++++ GIVEN RECORDS

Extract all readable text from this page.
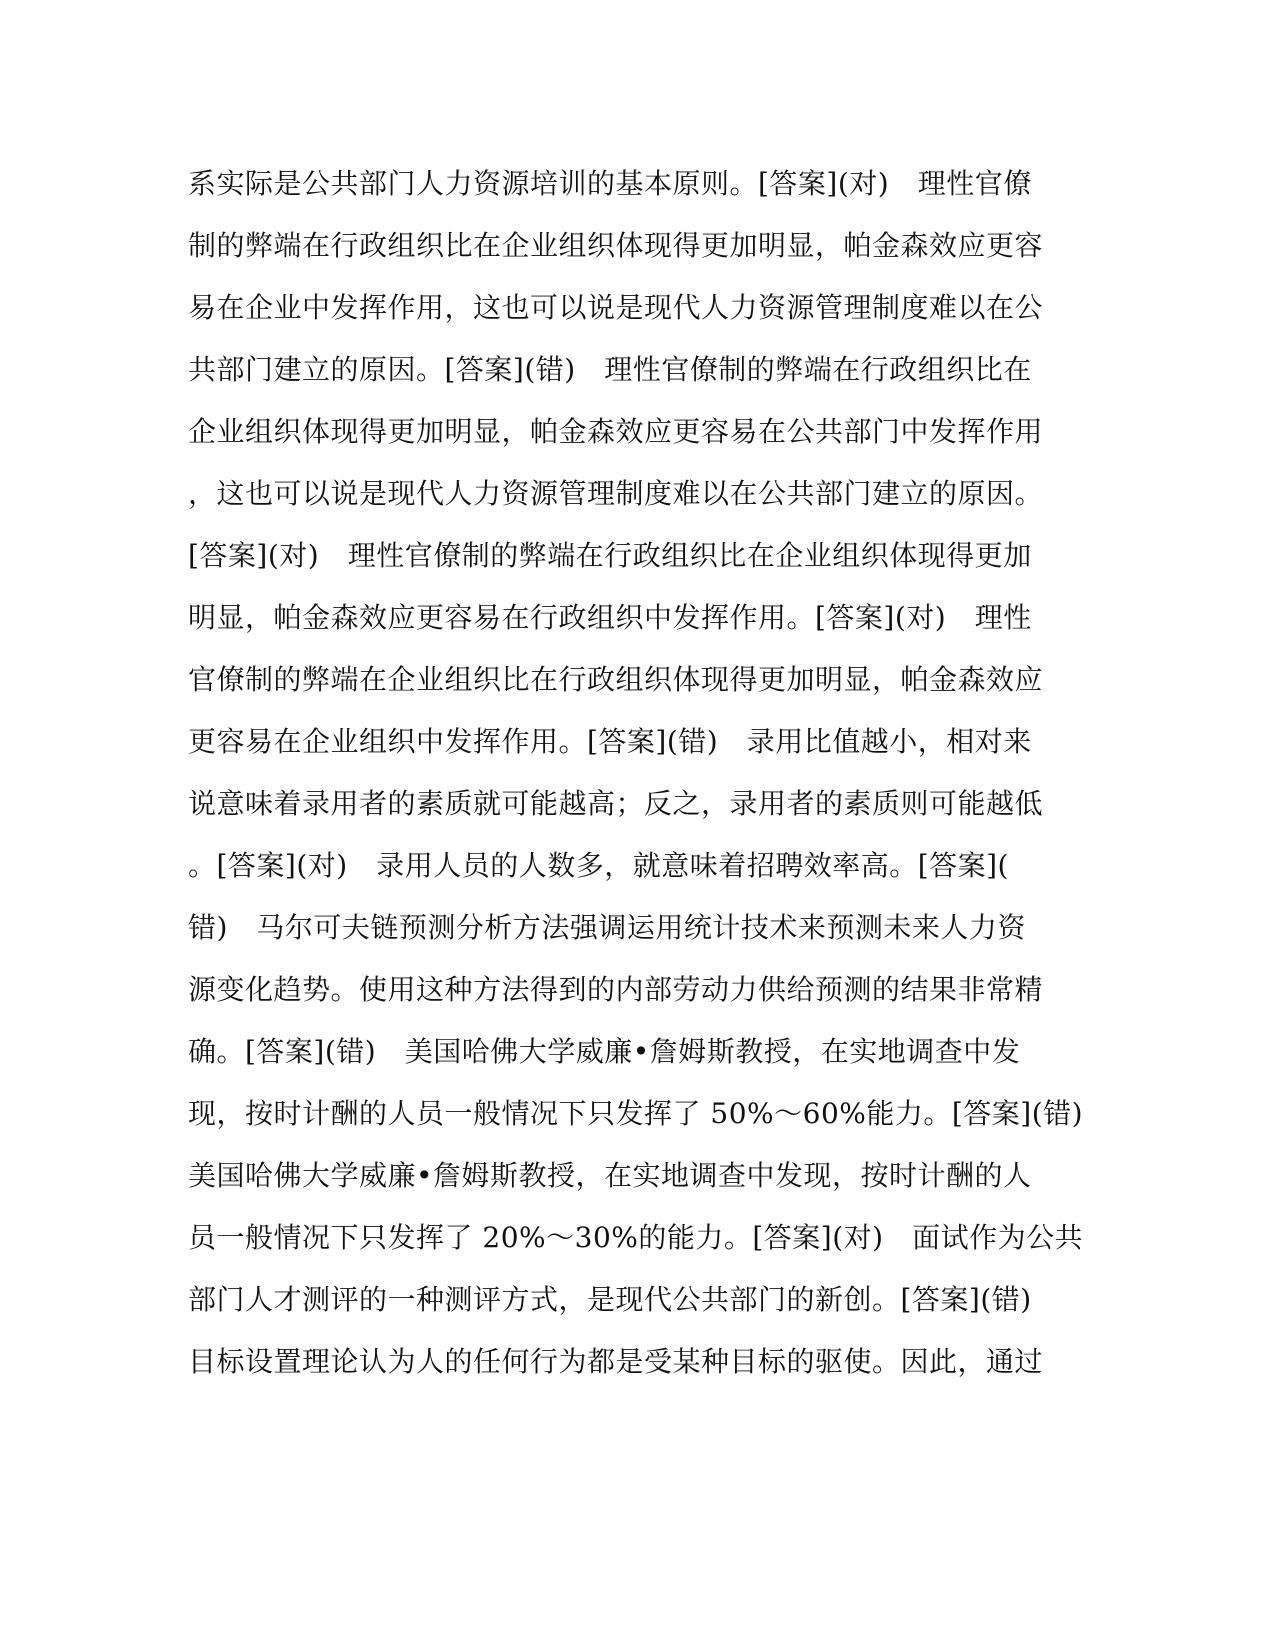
系实际是公共部门人力资源培训的基本原则。[答案](对)　理性官僚
制的弊端在行政组织比在企业组织体现得更加明显，帕金森效应更容
易在企业中发挥作用，这也可以说是现代人力资源管理制度难以在公
共部门建立的原因。[答案](错)　理性官僚制的弊端在行政组织比在
企业组织体现得更加明显，帕金森效应更容易在公共部门中发挥作用
，这也可以说是现代人力资源管理制度难以在公共部门建立的原因。
[答案](对)　理性官僚制的弊端在行政组织比在企业组织体现得更加
明显，帕金森效应更容易在行政组织中发挥作用。[答案](对)　理性
官僚制的弊端在企业组织比在行政组织体现得更加明显，帕金森效应
更容易在企业组织中发挥作用。[答案](错)　录用比值越小，相对来
说意味着录用者的素质就可能越高；反之，录用者的素质则可能越低
。[答案](对)　录用人员的人数多，就意味着招聘效率高。[答案](
错)　马尔可夫链预测分析方法强调运用统计技术来预测未来人力资
源变化趋势。使用这种方法得到的内部劳动力供给预测的结果非常精
确。[答案](错)　美国哈佛大学威廉•詹姆斯教授，在实地调查中发
现，按时计酬的人员一般情况下只发挥了 50%～60%能力。[答案](错)
美国哈佛大学威廉•詹姆斯教授，在实地调查中发现，按时计酬的人
员一般情况下只发挥了 20%～30%的能力。[答案](对)　面试作为公共
部门人才测评的一种测评方式，是现代公共部门的新创。[答案](错)
目标设置理论认为人的任何行为都是受某种目标的驱使。因此，通过
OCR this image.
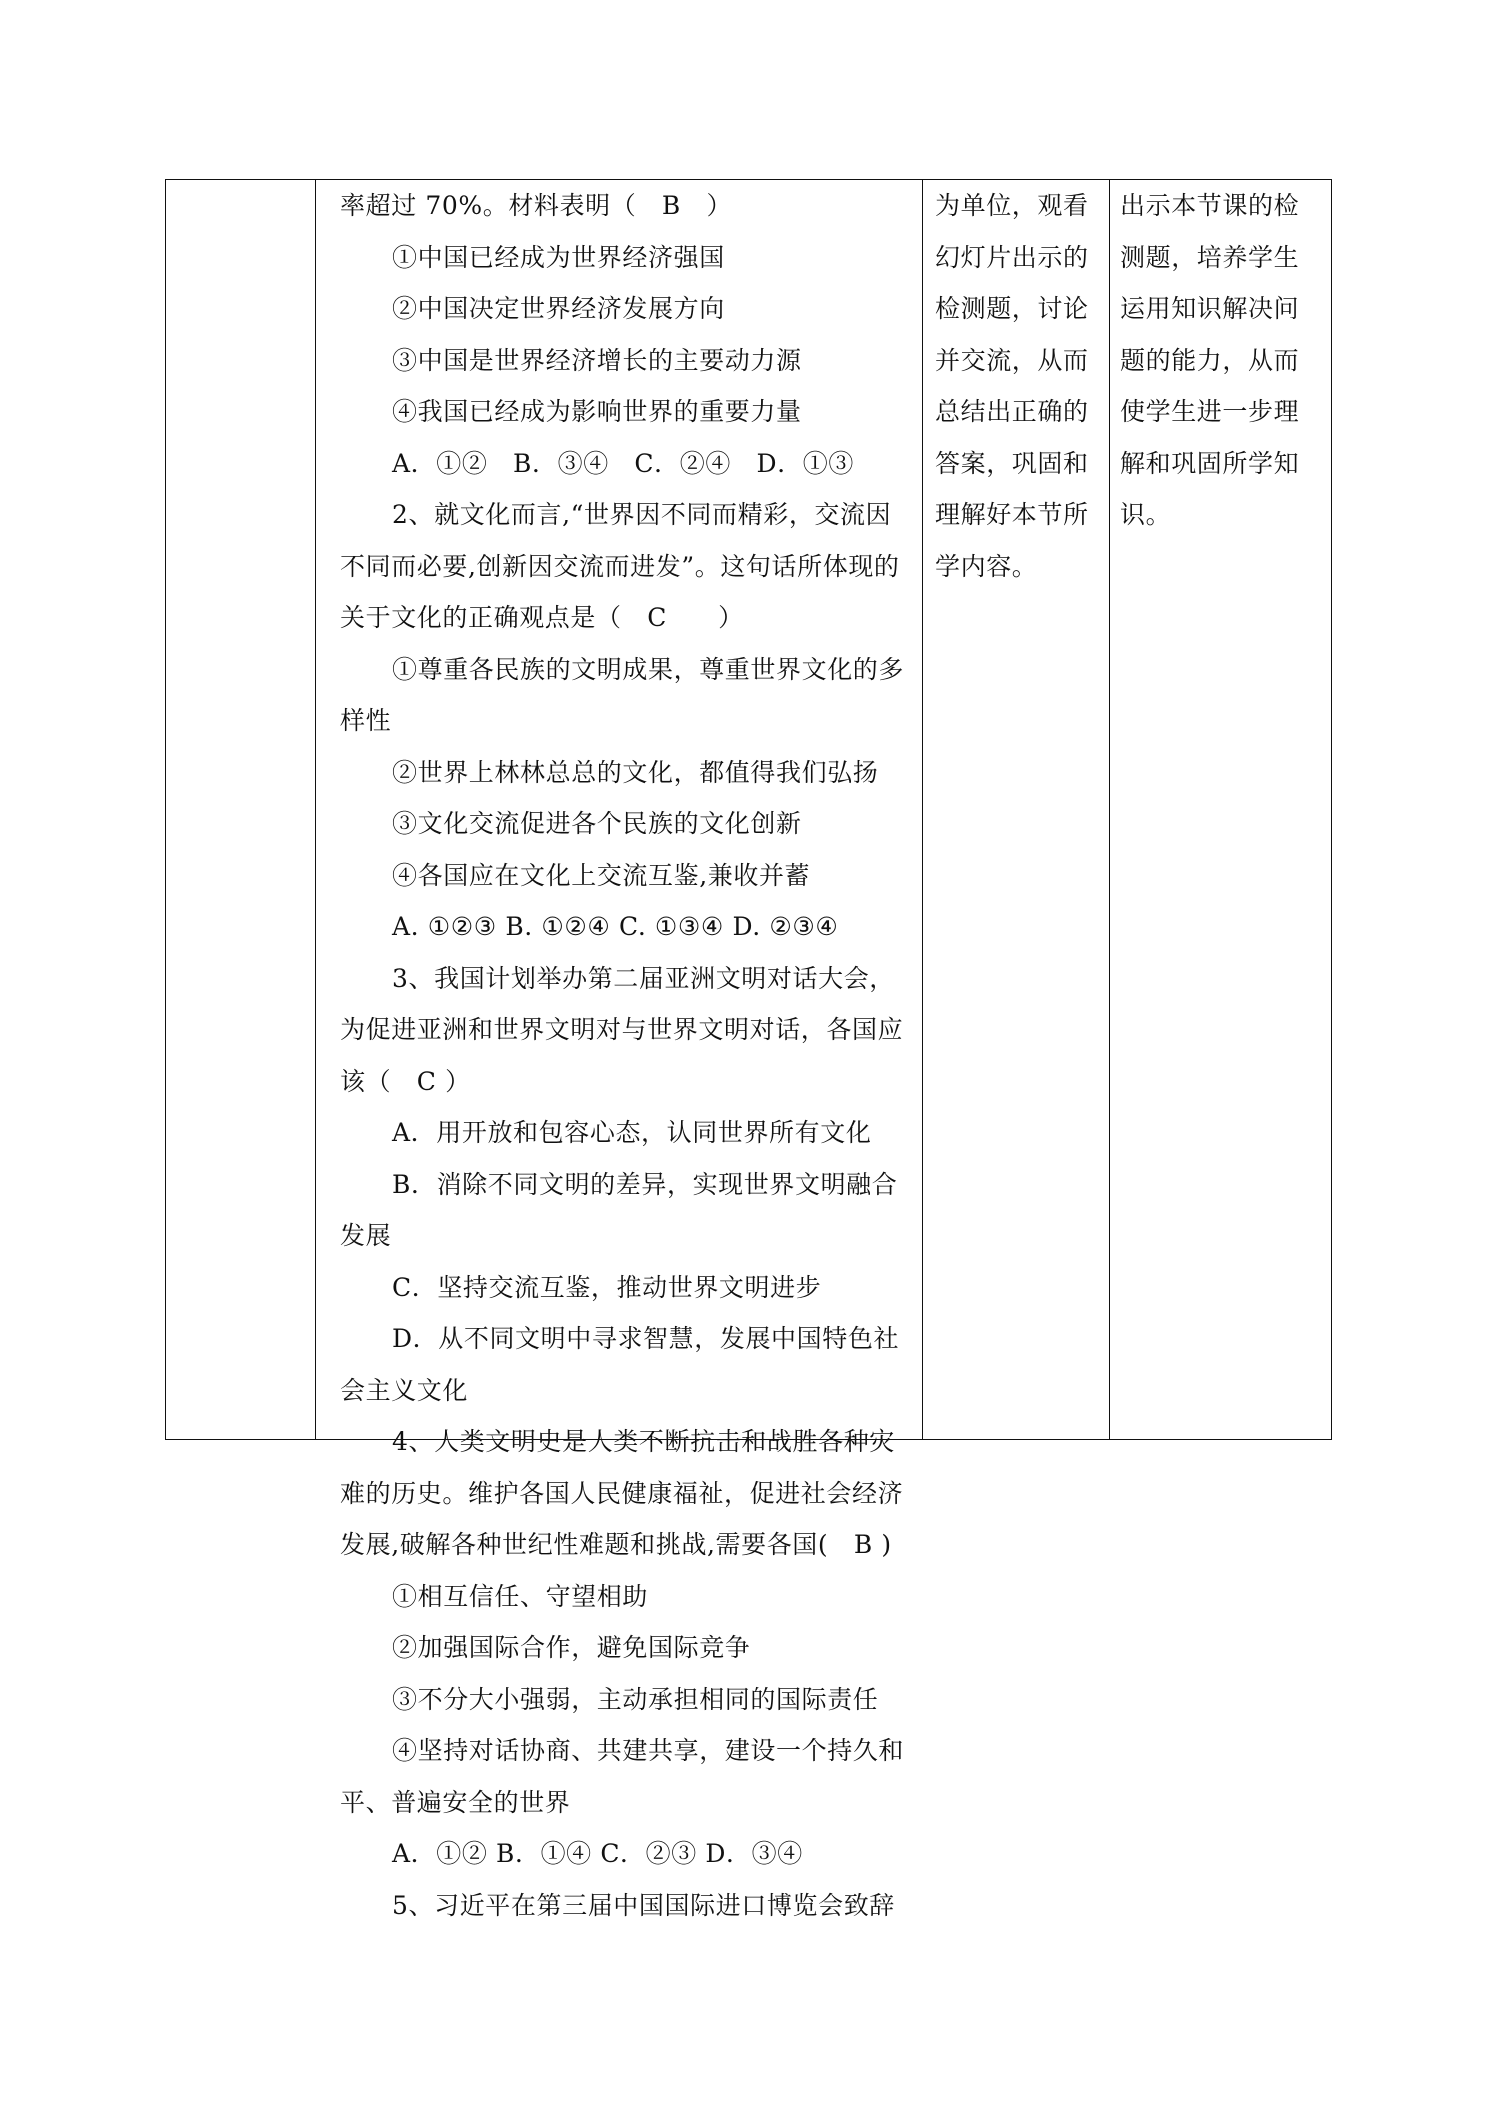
率超过 70%。材料表明（　B　）
①中国已经成为世界经济强国
②中国决定世界经济发展方向
③中国是世界经济增长的主要动力源
④我国已经成为影响世界的重要力量
A．①②　B．③④　C．②④　D．①③
2、就文化而言,“世界因不同而精彩，交流因
不同而必要,创新因交流而进发”。这句话所体现的
关于文化的正确观点是（　C　　）
①尊重各民族的文明成果，尊重世界文化的多
样性
②世界上林林总总的文化，都值得我们弘扬
③文化交流促进各个民族的文化创新
④各国应在文化上交流互鉴,兼收并蓄
A. ①②③ B. ①②④ C. ①③④ D. ②③④
3、我国计划举办第二届亚洲文明对话大会，
为促进亚洲和世界文明对与世界文明对话，各国应
该（　C ）
A．用开放和包容心态，认同世界所有文化
B．消除不同文明的差异，实现世界文明融合
发展
C．坚持交流互鉴，推动世界文明进步
D．从不同文明中寻求智慧，发展中国特色社
会主义文化
4、人类文明史是人类不断抗击和战胜各种灾
难的历史。维护各国人民健康福祉，促进社会经济
发展,破解各种世纪性难题和挑战,需要各国(　B )
①相互信任、守望相助
②加强国际合作，避免国际竞争
③不分大小强弱，主动承担相同的国际责任
④坚持对话协商、共建共享，建设一个持久和
平、普遍安全的世界
A．①② B．①④ C．②③ D．③④
5、习近平在第三届中国国际进口博览会致辞
为单位，观看
幻灯片出示的
检测题，讨论
并交流，从而
总结出正确的
答案，巩固和
理解好本节所
学内容。
出示本节课的检
测题，培养学生
运用知识解决问
题的能力，从而
使学生进一步理
解和巩固所学知
识。
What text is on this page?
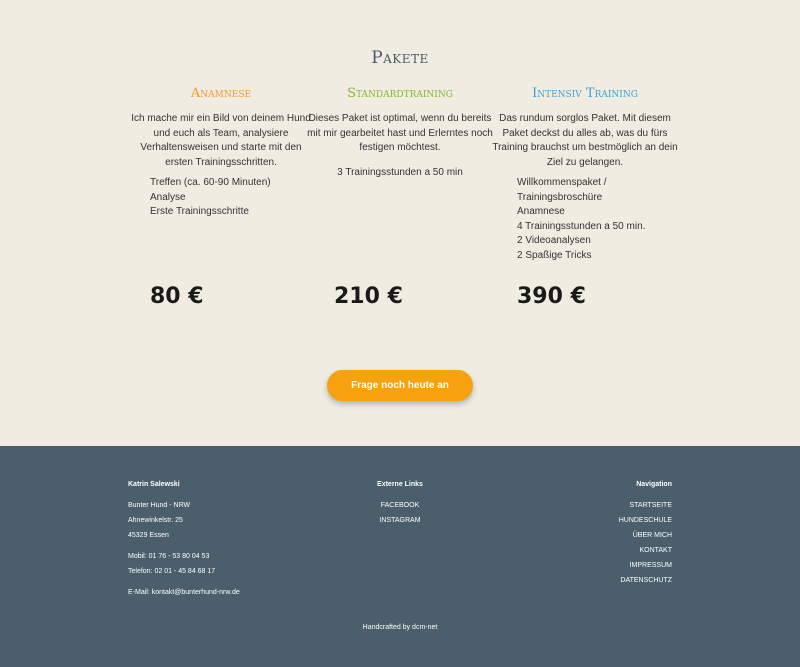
Pakete
Anamnese
Ich mache mir ein Bild von deinem Hund und euch als Team, analysiere Verhaltensweisen und starte mit den ersten Trainingsschritten.
Treffen (ca. 60-90 Minuten)
Analyse
Erste Trainingsschritte
Standardtraining
Dieses Paket ist optimal, wenn du bereits mit mir gearbeitet hast und Erlerntes noch festigen möchtest.
3 Trainingsstunden a 50 min
Intensiv Training
Das rundum sorglos Paket. Mit diesem Paket deckst du alles ab, was du fürs Training brauchst um bestmöglich an dein Ziel zu gelangen.
Willkommenspaket / Trainingsbroschüre
Anamnese
4 Trainingsstunden a 50 min.
2 Videoanalysen
2 Spaßige Tricks
80 €	210 €	390 €
Frage noch heute an
Katrin Salewski
Bunter Hund - NRW
Ahnewinkelstr. 25
45329 Essen
Mobil: 01 76 - 53 80 04 53
Telefon: 02 01 - 45 84 68 17
E-Mail: kontakt@bunterhund-nrw.de
Externe Links
FACEBOOK
INSTAGRAM
Navigation
STARTSEITE
HUNDESCHULE
ÜBER MICH
KONTAKT
IMPRESSUM
DATENSCHUTZ
Handcrafted by dcm-net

++++++++

OBJECTIVE - Reproduce every line above as written, skipping pictures.

SOLVED PROBLEM -
Extract all readable text from this page.
系实际是公共部门人力资源培训的基本原则。[答案](对)　理性官僚
制的弊端在行政组织比在企业组织体现得更加明显，帕金森效应更容
易在企业中发挥作用，这也可以说是现代人力资源管理制度难以在公
共部门建立的原因。[答案](错)　理性官僚制的弊端在行政组织比在
企业组织体现得更加明显，帕金森效应更容易在公共部门中发挥作用
，这也可以说是现代人力资源管理制度难以在公共部门建立的原因。
[答案](对)　理性官僚制的弊端在行政组织比在企业组织体现得更加
明显，帕金森效应更容易在行政组织中发挥作用。[答案](对)　理性
官僚制的弊端在企业组织比在行政组织体现得更加明显，帕金森效应
更容易在企业组织中发挥作用。[答案](错)　录用比值越小，相对来
说意味着录用者的素质就可能越高；反之，录用者的素质则可能越低
。[答案](对)　录用人员的人数多，就意味着招聘效率高。[答案](
错)　马尔可夫链预测分析方法强调运用统计技术来预测未来人力资
源变化趋势。使用这种方法得到的内部劳动力供给预测的结果非常精
确。[答案](错)　美国哈佛大学威廉•詹姆斯教授，在实地调查中发
现，按时计酬的人员一般情况下只发挥了 50%～60%能力。[答案](错)
美国哈佛大学威廉•詹姆斯教授，在实地调查中发现，按时计酬的人
员一般情况下只发挥了 20%～30%的能力。[答案](对)　面试作为公共
部门人才测评的一种测评方式，是现代公共部门的新创。[答案](错)
目标设置理论认为人的任何行为都是受某种目标的驱使。因此，通过
OCR this image.
率超过 70%。材料表明（　B　）
①中国已经成为世界经济强国
②中国决定世界经济发展方向
③中国是世界经济增长的主要动力源
④我国已经成为影响世界的重要力量
A．①②　B．③④　C．②④　D．①③
2、就文化而言,“世界因不同而精彩，交流因
不同而必要,创新因交流而进发”。这句话所体现的
关于文化的正确观点是（　C　　）
①尊重各民族的文明成果，尊重世界文化的多
样性
②世界上林林总总的文化，都值得我们弘扬
③文化交流促进各个民族的文化创新
④各国应在文化上交流互鉴,兼收并蓄
A. ①②③ B. ①②④ C. ①③④ D. ②③④
3、我国计划举办第二届亚洲文明对话大会，
为促进亚洲和世界文明对与世界文明对话，各国应
该（　C ）
A．用开放和包容心态，认同世界所有文化
B．消除不同文明的差异，实现世界文明融合
发展
C．坚持交流互鉴，推动世界文明进步
D．从不同文明中寻求智慧，发展中国特色社
会主义文化
4、人类文明史是人类不断抗击和战胜各种灾
难的历史。维护各国人民健康福祉，促进社会经济
发展,破解各种世纪性难题和挑战,需要各国(　B )
①相互信任、守望相助
②加强国际合作，避免国际竞争
③不分大小强弱，主动承担相同的国际责任
④坚持对话协商、共建共享，建设一个持久和
平、普遍安全的世界
A．①② B．①④ C．②③ D．③④
5、习近平在第三届中国国际进口博览会致辞
为单位，观看
幻灯片出示的
检测题，讨论
并交流，从而
总结出正确的
答案，巩固和
理解好本节所
学内容。
出示本节课的检
测题，培养学生
运用知识解决问
题的能力，从而
使学生进一步理
解和巩固所学知
识。
What text is on this page?
Pakete
Anamnese
Ich mache mir ein Bild von deinem Hund und euch als Team, analysiere Verhaltensweisen und starte mit den ersten Trainingsschritten.
Treffen (ca. 60-90 Minuten)
Analyse
Erste Trainingsschritte
Standardtraining
Dieses Paket ist optimal, wenn du bereits mit mir gearbeitet hast und Erlerntes noch festigen möchtest.
3 Trainingsstunden a 50 min
Intensiv Training
Das rundum sorglos Paket. Mit diesem Paket deckst du alles ab, was du fürs Training brauchst um bestmöglich an dein Ziel zu gelangen.
Willkommenspaket / Trainingsbroschüre
Anamnese
4 Trainingsstunden a 50 min.
2 Videoanalysen
2 Spaßige Tricks
80 €	210 €	390 €
Frage noch heute an
Katrin Salewski
Bunter Hund - NRW
Ahnewinkelstr. 25
45329 Essen
Mobil: 01 76 - 53 80 04 53
Telefon: 02 01 - 45 84 68 17
E-Mail: kontakt@bunterhund-nrw.de
Externe Links
FACEBOOK
INSTAGRAM
Navigation
STARTSEITE
HUNDESCHULE
ÜBER MICH
KONTAKT
IMPRESSUM
DATENSCHUTZ
Handcrafted by dcm-net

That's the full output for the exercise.